▸ **Your objective**
Reproduce every line in the listing that contains the word "Московского".
****
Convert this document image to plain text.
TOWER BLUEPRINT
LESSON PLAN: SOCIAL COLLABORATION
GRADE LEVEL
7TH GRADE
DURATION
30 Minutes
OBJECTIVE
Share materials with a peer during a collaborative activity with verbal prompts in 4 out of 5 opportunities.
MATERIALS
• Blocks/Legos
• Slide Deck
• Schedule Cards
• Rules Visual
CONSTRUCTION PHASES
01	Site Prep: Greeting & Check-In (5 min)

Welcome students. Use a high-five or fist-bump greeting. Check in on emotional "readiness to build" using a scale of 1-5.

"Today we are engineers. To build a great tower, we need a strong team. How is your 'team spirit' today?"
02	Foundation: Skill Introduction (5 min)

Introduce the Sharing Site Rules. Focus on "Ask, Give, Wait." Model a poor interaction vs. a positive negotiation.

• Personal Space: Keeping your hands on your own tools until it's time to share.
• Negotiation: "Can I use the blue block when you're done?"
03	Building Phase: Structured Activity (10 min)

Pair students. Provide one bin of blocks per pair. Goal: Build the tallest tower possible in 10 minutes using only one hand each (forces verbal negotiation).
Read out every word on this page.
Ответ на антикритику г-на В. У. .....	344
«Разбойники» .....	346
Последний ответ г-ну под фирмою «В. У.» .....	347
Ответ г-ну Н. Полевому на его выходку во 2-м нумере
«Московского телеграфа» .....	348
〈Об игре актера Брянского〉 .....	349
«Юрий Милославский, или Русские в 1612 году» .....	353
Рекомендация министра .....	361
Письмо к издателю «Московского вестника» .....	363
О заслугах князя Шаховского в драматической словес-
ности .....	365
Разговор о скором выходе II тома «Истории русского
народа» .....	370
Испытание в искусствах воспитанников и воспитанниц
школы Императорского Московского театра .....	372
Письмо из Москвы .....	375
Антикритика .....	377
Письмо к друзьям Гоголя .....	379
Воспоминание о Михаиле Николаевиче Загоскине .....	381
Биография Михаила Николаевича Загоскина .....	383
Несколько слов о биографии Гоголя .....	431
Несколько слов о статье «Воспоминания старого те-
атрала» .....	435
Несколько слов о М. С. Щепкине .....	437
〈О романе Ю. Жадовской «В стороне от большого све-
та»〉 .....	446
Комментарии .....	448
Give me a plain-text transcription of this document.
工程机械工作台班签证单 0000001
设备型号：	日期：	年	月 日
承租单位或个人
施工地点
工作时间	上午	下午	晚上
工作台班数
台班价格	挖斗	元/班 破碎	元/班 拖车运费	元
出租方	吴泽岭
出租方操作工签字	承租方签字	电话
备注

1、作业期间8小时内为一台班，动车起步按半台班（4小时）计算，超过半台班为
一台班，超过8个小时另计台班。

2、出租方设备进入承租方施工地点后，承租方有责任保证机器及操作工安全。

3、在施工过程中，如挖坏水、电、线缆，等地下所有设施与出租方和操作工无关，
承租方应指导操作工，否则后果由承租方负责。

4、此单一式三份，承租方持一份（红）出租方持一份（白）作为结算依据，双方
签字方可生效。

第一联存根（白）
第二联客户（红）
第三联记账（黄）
****
▸ **Task answer**
«Московского телеграфа» .....	348
Письмо к издателю «Московского вестника» .....	363
школы Императорского Московского театра .....	372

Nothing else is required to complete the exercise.